### [Data entries]
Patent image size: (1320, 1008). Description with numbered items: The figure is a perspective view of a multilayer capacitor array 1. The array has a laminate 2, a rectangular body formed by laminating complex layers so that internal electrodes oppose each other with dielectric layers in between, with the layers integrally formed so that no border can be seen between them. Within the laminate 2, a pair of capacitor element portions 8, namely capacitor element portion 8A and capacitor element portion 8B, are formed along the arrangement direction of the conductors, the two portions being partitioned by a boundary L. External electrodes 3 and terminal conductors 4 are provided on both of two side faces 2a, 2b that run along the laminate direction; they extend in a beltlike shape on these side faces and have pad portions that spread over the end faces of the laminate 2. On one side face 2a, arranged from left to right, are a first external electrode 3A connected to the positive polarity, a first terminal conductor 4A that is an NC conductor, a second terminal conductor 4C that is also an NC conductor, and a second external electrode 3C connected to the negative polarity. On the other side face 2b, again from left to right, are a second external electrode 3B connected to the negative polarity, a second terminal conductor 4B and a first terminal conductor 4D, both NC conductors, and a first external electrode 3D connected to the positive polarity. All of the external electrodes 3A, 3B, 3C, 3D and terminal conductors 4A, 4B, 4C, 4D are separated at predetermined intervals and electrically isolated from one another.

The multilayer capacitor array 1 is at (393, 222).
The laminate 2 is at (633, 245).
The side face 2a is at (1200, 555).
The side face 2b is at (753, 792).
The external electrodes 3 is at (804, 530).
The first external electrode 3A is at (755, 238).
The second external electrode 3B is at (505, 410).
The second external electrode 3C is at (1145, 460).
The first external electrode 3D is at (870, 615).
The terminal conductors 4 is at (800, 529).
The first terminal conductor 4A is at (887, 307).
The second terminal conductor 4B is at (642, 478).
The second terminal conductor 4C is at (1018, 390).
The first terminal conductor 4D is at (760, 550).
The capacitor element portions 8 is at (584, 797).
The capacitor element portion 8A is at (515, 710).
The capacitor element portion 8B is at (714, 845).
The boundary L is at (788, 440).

### [The task]
Return, unchanged, every line from the start of the records through the line containing "The terminal conductors 4 is at (800, 529).", including that line.

### [Exercise output]
Patent image size: (1320, 1008). Description with numbered items: The figure is a perspective view of a multilayer capacitor array 1. The array has a laminate 2, a rectangular body formed by laminating complex layers so that internal electrodes oppose each other with dielectric layers in between, with the layers integrally formed so that no border can be seen between them. Within the laminate 2, a pair of capacitor element portions 8, namely capacitor element portion 8A and capacitor element portion 8B, are formed along the arrangement direction of the conductors, the two portions being partitioned by a boundary L. External electrodes 3 and terminal conductors 4 are provided on both of two side faces 2a, 2b that run along the laminate direction; they extend in a beltlike shape on these side faces and have pad portions that spread over the end faces of the laminate 2. On one side face 2a, arranged from left to right, are a first external electrode 3A connected to the positive polarity, a first terminal conductor 4A that is an NC conductor, a second terminal conductor 4C that is also an NC conductor, and a second external electrode 3C connected to the negative polarity. On the other side face 2b, again from left to right, are a second external electrode 3B connected to the negative polarity, a second terminal conductor 4B and a first terminal conductor 4D, both NC conductors, and a first external electrode 3D connected to the positive polarity. All of the external electrodes 3A, 3B, 3C, 3D and terminal conductors 4A, 4B, 4C, 4D are separated at predetermined intervals and electrically isolated from one another.

The multilayer capacitor array 1 is at (393, 222).
The laminate 2 is at (633, 245).
The side face 2a is at (1200, 555).
The side face 2b is at (753, 792).
The external electrodes 3 is at (804, 530).
The first external electrode 3A is at (755, 238).
The second external electrode 3B is at (505, 410).
The second external electrode 3C is at (1145, 460).
The first external electrode 3D is at (870, 615).
The terminal conductors 4 is at (800, 529).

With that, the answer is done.